── SUPPLIED MATERIAL ──
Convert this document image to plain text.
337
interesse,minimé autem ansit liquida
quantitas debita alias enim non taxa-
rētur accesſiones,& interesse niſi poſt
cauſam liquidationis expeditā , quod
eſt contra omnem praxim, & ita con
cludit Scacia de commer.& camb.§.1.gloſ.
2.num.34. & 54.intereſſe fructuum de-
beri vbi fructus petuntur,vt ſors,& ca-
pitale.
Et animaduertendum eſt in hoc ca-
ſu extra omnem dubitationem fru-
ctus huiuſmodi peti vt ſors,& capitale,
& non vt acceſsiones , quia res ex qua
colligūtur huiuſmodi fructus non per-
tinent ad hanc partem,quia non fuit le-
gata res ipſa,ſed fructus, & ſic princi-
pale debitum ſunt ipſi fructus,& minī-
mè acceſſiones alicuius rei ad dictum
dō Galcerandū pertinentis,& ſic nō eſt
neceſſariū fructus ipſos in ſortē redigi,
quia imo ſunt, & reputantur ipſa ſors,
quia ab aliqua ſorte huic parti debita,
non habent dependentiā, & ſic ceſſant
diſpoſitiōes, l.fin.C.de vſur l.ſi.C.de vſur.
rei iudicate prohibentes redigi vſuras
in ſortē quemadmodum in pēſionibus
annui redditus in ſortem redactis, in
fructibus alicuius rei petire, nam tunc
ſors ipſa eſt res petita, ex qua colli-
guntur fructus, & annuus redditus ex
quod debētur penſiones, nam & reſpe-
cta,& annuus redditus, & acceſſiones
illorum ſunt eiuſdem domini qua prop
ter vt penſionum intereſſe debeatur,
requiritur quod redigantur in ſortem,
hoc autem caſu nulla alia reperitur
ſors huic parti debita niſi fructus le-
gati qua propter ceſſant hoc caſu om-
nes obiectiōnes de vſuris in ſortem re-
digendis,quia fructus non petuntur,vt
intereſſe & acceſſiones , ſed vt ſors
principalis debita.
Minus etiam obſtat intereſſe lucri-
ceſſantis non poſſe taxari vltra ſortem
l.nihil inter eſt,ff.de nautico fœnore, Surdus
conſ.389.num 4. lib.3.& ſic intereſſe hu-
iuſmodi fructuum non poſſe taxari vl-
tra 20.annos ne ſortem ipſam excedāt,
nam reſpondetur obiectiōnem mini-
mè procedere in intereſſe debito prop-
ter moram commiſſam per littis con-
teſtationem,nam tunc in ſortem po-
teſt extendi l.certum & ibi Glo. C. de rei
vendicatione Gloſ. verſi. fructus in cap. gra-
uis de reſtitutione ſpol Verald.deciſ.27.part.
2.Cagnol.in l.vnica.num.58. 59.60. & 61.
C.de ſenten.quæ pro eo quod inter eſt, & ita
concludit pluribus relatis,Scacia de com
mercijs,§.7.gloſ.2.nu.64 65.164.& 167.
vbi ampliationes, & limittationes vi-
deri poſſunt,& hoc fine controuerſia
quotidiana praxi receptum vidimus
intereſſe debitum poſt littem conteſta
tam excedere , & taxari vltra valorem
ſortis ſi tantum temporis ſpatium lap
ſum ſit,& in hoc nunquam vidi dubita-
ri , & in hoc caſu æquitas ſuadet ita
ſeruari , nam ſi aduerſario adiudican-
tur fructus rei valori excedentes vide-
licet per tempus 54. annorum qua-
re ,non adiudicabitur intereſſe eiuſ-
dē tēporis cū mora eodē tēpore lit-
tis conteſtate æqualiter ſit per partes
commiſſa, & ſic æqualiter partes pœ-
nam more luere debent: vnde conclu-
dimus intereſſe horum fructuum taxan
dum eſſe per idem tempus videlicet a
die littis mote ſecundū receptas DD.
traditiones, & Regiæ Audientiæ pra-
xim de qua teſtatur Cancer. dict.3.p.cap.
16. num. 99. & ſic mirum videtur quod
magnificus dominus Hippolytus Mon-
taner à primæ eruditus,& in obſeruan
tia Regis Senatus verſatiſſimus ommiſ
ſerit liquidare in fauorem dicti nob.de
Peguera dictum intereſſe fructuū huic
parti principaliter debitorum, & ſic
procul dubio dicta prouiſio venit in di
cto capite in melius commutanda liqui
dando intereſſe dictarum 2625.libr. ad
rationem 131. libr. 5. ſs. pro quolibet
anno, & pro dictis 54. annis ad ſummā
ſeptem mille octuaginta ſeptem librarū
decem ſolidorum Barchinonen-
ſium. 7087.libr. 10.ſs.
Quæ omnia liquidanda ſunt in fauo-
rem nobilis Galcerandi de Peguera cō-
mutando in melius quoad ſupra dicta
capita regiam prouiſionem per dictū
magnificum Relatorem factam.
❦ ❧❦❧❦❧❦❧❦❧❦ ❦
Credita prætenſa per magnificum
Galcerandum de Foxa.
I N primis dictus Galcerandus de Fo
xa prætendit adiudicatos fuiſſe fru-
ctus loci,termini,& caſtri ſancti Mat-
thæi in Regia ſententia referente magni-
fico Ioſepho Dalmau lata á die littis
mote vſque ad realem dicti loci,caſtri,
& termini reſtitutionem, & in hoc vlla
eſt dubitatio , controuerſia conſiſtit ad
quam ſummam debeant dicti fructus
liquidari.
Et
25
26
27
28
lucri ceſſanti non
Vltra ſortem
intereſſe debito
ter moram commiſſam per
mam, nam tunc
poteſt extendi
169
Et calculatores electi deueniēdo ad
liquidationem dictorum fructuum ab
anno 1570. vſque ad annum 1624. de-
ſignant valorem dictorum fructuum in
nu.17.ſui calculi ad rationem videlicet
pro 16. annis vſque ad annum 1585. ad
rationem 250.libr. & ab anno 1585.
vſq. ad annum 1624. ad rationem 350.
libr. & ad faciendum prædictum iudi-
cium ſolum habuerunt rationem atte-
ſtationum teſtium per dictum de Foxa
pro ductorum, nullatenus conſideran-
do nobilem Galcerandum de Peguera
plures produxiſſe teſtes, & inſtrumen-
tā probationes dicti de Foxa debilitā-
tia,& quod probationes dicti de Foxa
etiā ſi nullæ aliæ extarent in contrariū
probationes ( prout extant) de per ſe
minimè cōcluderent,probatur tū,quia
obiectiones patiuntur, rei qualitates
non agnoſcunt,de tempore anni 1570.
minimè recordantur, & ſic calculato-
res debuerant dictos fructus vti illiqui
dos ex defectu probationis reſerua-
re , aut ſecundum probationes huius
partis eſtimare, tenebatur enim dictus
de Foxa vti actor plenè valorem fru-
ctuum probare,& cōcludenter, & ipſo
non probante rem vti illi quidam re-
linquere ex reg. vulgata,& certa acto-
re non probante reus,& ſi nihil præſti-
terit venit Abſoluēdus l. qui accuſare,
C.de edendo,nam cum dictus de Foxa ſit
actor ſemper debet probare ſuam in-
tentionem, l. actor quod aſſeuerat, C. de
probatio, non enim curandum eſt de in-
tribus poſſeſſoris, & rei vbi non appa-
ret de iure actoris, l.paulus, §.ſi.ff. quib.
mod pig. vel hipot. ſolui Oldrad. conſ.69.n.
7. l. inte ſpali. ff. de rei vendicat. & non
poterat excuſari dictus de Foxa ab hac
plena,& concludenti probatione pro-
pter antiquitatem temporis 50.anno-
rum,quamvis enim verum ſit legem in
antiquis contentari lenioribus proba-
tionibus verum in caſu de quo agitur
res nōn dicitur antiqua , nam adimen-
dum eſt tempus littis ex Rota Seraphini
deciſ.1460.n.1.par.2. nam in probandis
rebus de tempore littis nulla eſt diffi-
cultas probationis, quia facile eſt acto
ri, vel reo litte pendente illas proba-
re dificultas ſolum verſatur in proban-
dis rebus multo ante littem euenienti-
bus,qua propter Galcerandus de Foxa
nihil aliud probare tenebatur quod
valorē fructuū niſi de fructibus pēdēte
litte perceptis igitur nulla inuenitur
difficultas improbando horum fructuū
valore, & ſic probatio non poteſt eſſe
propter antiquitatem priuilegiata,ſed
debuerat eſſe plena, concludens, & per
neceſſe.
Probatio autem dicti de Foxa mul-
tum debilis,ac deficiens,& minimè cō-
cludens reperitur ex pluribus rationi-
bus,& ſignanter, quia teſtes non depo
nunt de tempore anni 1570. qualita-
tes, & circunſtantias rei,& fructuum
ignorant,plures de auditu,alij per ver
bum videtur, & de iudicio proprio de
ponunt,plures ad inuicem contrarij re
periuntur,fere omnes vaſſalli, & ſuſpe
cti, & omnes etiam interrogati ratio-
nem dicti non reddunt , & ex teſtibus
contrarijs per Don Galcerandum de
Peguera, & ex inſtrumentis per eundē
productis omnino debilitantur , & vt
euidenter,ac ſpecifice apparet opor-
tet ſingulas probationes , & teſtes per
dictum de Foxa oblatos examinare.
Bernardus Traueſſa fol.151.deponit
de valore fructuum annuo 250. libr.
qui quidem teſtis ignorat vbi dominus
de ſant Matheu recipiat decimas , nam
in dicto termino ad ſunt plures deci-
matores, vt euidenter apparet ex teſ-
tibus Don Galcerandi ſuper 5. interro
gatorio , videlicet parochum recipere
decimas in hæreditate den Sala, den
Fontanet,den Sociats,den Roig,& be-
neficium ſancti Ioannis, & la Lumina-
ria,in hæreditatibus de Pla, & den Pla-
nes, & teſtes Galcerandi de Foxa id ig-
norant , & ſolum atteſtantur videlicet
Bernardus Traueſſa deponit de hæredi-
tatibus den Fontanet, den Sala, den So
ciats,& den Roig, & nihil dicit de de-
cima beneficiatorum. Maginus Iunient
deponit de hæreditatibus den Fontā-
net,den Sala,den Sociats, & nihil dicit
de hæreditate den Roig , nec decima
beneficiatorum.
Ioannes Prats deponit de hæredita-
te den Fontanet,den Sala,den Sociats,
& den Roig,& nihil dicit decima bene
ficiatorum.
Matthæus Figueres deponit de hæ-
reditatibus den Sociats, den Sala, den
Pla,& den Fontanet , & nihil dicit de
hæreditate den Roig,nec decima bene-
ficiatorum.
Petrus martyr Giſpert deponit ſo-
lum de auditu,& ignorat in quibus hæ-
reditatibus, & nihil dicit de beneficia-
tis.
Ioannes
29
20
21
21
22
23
───
§ INSTRUCTIONS FOR THE TASK
Across the records above, count the lines holding "controuerſia" and reply with that number alone.

§ SOLVED EXERCISE
2